Excerpted data:
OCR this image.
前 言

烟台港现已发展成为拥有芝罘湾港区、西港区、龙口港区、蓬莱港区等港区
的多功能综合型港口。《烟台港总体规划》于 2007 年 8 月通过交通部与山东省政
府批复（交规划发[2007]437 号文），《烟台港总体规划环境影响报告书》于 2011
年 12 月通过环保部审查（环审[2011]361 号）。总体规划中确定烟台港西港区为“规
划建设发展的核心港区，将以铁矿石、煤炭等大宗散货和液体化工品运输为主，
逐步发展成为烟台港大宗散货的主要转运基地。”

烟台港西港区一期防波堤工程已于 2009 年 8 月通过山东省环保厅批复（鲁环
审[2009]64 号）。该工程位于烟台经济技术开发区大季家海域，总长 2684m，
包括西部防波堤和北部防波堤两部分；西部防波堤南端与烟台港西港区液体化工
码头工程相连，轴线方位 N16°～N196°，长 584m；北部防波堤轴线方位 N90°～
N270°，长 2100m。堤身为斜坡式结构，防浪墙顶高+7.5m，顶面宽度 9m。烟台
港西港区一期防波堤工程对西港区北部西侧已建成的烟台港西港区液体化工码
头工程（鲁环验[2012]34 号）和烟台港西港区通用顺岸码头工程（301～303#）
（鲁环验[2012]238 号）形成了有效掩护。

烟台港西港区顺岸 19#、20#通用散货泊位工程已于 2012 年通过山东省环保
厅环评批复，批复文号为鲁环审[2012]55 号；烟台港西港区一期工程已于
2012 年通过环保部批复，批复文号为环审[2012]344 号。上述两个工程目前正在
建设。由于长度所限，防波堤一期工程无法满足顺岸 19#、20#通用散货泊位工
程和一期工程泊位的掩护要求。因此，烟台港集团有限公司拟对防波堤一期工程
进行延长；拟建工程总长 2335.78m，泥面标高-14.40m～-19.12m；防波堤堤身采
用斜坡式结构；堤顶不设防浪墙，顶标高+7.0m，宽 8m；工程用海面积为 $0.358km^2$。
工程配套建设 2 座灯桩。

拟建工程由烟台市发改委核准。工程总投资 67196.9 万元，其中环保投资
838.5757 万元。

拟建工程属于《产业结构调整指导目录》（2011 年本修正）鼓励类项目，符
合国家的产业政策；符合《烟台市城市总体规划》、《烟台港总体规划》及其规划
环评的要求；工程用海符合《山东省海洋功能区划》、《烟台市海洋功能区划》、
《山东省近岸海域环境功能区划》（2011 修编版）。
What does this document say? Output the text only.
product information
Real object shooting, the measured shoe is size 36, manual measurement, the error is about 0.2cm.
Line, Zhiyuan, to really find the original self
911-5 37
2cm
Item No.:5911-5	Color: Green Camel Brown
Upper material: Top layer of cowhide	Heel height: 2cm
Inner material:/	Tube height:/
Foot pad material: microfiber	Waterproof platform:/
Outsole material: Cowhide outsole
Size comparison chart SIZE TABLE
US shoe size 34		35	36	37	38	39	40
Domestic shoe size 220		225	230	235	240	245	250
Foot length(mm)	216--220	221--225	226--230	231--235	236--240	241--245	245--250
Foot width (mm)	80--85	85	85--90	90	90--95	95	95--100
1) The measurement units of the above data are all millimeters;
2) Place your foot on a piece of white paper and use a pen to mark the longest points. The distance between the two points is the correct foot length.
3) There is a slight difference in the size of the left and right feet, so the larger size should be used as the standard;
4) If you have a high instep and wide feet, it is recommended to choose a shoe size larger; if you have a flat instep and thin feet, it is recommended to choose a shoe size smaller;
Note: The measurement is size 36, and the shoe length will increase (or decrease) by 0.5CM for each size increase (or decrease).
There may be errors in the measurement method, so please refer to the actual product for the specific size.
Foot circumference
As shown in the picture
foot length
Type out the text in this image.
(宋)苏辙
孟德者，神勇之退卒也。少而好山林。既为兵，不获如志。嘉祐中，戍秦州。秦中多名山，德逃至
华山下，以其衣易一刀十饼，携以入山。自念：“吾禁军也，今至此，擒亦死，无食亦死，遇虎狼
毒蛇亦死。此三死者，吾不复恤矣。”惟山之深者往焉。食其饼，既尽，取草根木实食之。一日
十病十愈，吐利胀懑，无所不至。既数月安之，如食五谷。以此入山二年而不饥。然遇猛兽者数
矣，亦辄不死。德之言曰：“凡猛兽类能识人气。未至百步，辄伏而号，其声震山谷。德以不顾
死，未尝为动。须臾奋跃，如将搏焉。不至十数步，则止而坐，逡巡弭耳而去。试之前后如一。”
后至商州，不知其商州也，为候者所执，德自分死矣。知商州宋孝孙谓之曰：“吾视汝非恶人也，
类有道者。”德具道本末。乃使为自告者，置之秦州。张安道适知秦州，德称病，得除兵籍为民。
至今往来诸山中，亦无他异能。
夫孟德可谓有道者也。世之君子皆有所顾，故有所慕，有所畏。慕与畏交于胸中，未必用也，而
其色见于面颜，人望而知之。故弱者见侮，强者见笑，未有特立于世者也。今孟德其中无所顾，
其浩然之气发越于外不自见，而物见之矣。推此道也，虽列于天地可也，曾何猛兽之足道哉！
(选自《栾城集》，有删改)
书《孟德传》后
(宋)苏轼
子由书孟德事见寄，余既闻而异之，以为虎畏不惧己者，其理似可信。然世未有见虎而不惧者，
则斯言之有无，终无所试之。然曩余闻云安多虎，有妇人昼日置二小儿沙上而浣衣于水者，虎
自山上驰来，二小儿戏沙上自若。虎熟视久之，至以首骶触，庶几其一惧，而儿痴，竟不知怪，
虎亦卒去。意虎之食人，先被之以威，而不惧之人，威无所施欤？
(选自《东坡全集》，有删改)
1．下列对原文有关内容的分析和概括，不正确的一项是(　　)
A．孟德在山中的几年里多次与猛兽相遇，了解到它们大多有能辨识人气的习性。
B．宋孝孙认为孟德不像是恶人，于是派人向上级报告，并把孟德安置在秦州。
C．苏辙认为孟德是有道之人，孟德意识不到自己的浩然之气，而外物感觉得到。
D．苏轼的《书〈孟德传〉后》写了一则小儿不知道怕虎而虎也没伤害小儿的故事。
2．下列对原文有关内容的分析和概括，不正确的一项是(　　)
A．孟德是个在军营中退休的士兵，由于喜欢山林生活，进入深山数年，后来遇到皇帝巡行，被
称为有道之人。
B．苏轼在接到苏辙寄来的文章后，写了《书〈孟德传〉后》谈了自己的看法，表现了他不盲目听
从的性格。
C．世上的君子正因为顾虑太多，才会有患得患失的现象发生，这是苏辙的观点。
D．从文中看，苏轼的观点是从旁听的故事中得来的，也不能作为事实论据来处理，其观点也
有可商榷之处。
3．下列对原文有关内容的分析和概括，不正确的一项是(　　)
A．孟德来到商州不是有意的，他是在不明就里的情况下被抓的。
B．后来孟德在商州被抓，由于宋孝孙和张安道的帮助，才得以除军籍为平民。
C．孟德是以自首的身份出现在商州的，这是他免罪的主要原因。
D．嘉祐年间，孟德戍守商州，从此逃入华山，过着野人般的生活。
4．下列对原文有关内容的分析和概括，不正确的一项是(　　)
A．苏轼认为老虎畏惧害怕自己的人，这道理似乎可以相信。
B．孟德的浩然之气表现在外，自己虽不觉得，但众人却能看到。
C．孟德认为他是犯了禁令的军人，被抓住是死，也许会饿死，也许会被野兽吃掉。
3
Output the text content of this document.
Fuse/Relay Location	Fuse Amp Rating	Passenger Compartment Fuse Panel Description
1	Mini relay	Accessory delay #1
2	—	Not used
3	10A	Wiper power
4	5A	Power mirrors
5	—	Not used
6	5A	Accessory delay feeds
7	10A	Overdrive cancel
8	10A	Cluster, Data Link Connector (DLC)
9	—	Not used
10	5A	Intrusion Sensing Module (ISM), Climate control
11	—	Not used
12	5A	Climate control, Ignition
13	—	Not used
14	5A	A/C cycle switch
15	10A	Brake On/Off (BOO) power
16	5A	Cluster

Request:
Work out the count of lines containing the word "delay", then write only that count.

Solved exercise:
2